* BEGIN Input material *
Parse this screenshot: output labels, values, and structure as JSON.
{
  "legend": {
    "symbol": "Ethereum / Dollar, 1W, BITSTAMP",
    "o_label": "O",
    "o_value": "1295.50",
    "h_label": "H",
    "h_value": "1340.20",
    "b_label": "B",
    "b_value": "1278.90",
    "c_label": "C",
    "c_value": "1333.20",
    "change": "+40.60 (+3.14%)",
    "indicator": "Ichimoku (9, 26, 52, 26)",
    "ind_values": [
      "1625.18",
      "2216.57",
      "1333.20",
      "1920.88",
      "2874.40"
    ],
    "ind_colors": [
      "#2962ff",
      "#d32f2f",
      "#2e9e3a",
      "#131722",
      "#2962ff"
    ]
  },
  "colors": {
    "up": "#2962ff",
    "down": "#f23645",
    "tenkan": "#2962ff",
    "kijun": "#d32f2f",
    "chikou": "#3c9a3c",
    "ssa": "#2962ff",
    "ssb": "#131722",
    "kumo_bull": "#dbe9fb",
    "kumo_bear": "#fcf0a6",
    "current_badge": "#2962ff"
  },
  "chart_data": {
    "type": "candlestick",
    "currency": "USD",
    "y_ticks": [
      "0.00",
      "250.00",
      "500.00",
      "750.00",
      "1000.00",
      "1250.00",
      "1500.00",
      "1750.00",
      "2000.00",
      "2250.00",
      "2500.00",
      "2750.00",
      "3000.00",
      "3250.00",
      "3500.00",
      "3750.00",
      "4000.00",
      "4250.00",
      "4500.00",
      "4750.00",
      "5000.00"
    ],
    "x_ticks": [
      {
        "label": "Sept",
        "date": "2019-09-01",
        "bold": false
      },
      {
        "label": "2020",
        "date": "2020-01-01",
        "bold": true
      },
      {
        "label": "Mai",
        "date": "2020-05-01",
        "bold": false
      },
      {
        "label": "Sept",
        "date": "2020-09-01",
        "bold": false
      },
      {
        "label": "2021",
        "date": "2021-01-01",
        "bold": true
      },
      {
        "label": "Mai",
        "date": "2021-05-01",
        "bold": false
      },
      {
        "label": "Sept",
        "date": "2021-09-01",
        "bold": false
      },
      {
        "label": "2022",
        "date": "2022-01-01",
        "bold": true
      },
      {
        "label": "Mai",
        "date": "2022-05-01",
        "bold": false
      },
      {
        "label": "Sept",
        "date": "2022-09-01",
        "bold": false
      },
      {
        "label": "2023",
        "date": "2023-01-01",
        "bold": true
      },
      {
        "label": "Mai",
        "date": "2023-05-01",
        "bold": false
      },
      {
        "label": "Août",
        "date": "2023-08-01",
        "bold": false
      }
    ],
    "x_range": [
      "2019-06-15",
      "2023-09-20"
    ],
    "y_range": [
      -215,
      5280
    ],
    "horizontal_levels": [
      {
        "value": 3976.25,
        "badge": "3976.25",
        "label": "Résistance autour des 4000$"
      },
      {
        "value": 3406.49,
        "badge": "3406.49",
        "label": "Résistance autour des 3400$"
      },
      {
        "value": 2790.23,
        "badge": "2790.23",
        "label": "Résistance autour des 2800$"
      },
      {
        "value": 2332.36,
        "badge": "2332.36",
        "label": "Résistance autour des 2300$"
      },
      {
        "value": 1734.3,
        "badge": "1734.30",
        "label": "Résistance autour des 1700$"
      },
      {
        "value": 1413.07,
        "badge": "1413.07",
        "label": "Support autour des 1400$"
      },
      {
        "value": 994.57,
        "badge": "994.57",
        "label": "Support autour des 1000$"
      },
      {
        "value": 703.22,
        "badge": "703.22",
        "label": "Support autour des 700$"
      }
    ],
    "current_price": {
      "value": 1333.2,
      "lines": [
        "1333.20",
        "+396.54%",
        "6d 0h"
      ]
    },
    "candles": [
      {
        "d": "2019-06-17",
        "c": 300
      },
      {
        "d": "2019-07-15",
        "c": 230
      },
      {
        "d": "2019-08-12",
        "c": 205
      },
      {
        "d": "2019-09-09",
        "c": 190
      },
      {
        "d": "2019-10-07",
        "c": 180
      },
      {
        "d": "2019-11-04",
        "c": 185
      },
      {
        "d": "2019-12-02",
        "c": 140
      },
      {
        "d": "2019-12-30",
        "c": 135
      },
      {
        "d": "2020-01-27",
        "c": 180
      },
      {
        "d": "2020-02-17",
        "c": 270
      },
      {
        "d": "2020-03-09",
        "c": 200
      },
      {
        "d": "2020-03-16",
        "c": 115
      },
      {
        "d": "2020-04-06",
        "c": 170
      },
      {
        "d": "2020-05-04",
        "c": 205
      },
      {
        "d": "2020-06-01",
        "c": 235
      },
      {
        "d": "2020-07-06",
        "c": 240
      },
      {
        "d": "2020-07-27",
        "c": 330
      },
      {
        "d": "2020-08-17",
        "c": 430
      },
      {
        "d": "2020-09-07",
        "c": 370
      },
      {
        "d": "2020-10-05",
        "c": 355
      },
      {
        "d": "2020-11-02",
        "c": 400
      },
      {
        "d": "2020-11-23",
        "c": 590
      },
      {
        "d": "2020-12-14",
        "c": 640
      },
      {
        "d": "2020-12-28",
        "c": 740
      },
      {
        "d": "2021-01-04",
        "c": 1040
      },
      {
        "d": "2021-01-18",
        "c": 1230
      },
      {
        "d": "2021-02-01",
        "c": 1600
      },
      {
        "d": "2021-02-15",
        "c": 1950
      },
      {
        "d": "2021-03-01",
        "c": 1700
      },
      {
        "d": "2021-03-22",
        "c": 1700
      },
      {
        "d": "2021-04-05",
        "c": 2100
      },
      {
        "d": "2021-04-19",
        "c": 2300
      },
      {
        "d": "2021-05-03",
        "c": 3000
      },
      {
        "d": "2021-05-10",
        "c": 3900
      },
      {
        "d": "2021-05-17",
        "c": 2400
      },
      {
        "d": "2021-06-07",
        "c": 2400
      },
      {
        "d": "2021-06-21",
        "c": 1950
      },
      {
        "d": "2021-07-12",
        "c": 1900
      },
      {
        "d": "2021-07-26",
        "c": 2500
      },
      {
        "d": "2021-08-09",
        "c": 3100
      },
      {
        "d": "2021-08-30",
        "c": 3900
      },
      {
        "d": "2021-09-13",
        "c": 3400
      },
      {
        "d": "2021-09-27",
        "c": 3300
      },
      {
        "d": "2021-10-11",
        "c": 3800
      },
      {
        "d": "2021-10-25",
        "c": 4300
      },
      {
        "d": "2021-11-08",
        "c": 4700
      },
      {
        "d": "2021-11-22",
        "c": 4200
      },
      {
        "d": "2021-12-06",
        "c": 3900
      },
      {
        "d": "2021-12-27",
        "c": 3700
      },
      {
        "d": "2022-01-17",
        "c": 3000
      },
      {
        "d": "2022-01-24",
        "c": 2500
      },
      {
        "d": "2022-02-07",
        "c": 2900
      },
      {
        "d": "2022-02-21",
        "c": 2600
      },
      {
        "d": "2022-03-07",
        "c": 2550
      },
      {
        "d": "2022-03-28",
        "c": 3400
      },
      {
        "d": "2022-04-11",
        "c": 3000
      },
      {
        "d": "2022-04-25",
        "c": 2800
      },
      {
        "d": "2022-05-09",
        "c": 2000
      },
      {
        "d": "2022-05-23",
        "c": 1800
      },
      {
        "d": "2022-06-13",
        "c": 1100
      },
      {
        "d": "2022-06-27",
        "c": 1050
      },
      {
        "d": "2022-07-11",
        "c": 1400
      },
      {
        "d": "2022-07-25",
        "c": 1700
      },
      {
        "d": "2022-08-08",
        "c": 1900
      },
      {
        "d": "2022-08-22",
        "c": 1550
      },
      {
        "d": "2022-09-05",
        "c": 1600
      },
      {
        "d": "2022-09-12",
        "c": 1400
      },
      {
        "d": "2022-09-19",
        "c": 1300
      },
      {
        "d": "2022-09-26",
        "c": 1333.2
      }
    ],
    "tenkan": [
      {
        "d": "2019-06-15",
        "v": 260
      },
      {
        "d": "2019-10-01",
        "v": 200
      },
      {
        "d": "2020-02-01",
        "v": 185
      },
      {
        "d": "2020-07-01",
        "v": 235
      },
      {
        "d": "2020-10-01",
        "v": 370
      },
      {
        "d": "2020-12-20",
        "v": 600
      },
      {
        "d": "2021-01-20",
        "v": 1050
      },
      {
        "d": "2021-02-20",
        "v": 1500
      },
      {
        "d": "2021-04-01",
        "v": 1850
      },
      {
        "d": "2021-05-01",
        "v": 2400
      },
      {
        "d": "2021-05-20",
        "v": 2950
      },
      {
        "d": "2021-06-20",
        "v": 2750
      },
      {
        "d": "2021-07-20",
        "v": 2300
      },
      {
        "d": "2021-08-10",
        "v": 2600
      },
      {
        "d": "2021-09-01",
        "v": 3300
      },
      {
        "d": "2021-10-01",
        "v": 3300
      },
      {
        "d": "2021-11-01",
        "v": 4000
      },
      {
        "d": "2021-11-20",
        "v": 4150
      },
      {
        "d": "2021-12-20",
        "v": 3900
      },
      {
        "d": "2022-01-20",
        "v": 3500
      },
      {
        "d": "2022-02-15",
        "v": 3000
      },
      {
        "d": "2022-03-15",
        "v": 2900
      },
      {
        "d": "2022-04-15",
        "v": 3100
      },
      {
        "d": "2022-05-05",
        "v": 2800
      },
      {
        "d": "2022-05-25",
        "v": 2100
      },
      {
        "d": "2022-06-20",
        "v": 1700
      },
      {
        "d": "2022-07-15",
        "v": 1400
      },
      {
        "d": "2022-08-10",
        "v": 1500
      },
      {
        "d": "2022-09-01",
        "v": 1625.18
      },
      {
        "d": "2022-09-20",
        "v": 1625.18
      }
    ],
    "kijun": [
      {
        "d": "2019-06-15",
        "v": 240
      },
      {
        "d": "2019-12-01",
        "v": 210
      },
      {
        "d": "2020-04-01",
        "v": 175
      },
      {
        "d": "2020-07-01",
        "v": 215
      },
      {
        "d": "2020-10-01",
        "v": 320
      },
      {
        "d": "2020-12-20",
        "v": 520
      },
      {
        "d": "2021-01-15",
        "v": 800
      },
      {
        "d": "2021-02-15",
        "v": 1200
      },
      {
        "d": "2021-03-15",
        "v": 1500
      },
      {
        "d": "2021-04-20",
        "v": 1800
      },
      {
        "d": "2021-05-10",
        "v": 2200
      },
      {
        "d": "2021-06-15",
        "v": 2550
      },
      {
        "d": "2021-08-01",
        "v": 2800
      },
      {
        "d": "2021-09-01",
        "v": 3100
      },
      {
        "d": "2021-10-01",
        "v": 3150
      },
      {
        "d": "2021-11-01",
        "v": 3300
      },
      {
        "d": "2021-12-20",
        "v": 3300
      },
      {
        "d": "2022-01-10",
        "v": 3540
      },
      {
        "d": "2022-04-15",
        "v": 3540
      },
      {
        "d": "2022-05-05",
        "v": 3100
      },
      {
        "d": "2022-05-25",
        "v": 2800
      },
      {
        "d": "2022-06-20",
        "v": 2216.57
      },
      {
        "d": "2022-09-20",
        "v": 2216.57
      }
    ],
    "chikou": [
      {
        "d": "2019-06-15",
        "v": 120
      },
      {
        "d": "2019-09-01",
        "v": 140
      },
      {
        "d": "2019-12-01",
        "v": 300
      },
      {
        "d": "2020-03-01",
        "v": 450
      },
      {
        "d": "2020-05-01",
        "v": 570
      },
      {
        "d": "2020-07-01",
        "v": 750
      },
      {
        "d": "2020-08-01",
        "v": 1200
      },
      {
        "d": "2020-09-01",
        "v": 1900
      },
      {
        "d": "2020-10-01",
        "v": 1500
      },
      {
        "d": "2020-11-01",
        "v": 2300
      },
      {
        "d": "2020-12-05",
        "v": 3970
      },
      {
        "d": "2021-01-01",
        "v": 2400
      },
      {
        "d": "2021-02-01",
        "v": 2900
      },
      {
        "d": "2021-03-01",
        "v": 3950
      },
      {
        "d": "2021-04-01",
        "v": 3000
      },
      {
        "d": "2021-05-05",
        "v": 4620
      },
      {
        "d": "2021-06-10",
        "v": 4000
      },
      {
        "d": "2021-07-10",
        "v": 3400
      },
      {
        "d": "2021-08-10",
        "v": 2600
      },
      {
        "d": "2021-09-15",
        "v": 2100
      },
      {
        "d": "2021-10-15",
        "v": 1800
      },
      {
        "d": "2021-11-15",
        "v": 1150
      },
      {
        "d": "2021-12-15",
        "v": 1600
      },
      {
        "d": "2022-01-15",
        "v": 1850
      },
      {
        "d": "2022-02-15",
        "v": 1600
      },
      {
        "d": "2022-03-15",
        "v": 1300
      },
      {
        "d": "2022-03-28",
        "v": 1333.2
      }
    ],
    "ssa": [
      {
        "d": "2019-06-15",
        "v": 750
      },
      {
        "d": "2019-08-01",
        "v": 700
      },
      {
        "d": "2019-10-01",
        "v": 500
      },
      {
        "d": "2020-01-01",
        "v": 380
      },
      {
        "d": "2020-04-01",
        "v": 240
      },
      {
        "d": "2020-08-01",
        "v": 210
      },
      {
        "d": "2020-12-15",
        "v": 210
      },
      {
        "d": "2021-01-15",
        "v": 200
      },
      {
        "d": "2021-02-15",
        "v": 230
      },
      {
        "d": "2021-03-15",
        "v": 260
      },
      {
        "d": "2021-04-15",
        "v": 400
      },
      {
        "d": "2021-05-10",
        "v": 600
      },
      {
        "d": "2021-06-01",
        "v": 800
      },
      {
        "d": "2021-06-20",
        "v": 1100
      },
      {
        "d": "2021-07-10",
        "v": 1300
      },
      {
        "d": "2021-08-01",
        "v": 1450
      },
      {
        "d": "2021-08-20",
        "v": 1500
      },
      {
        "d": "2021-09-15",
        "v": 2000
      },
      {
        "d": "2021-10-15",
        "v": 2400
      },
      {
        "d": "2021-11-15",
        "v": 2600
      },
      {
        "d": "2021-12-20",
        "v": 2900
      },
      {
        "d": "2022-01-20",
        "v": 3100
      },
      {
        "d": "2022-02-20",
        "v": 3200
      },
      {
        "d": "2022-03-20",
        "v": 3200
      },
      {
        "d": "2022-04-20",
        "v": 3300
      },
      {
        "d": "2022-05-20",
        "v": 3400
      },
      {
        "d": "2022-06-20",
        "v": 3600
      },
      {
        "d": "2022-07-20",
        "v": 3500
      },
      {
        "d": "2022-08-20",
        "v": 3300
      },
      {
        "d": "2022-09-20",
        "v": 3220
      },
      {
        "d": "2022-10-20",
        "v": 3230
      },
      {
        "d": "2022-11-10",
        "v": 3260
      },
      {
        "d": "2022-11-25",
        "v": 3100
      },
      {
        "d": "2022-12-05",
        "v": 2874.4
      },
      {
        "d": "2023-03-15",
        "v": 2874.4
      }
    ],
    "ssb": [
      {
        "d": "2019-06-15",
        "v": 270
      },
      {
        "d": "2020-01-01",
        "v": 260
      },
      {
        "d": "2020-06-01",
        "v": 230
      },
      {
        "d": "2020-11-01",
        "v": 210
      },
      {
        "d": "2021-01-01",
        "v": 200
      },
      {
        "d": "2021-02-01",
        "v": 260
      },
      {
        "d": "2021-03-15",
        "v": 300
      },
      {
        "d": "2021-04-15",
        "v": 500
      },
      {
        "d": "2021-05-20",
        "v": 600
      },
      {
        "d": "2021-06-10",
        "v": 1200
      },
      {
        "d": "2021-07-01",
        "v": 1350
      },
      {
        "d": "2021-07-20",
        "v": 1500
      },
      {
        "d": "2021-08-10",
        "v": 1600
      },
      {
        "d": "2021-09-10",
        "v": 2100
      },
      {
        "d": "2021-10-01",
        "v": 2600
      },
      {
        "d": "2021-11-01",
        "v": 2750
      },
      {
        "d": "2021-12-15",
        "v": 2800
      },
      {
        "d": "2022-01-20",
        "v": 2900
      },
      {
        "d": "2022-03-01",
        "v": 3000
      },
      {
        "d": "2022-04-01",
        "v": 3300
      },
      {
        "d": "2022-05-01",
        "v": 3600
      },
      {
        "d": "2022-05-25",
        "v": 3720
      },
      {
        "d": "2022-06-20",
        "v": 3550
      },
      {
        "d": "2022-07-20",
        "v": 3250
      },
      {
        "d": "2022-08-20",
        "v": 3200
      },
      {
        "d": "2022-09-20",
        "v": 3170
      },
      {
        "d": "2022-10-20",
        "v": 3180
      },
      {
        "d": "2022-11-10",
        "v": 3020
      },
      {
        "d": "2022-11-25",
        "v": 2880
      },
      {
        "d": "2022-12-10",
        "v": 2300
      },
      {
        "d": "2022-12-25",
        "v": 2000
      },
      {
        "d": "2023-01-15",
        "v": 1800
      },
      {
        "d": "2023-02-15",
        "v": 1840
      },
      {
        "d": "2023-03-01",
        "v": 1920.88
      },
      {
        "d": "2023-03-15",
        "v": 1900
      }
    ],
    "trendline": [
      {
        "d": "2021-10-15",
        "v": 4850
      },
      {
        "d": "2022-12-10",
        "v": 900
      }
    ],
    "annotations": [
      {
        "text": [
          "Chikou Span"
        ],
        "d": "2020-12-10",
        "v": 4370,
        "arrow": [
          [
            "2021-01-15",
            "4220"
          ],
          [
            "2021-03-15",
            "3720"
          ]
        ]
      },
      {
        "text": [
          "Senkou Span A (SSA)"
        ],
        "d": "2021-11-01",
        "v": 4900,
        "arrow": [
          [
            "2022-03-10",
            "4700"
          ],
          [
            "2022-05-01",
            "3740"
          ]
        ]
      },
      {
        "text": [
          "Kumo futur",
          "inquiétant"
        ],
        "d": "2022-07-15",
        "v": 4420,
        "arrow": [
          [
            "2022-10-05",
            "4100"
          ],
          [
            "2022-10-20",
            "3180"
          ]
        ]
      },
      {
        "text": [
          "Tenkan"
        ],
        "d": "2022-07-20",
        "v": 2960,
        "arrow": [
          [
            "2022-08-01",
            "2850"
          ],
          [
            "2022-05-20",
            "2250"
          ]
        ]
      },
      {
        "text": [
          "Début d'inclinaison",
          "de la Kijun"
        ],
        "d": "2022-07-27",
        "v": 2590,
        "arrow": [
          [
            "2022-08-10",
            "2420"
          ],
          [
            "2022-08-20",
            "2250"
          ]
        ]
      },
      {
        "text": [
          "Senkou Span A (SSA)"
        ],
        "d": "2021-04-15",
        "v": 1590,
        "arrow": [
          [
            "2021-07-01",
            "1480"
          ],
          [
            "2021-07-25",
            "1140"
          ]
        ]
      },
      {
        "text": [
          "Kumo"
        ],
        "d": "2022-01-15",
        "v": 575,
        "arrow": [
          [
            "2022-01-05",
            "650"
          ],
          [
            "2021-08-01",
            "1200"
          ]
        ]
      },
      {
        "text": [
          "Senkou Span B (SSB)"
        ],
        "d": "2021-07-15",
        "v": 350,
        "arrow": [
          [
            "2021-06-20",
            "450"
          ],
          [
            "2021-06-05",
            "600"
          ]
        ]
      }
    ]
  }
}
* END Input material *
Problem details
Pull out every line above that holds the word "Support".

Written answer
        "label": "Support autour des 1400$"
        "label": "Support autour des 1000$"
        "label": "Support autour des 700$"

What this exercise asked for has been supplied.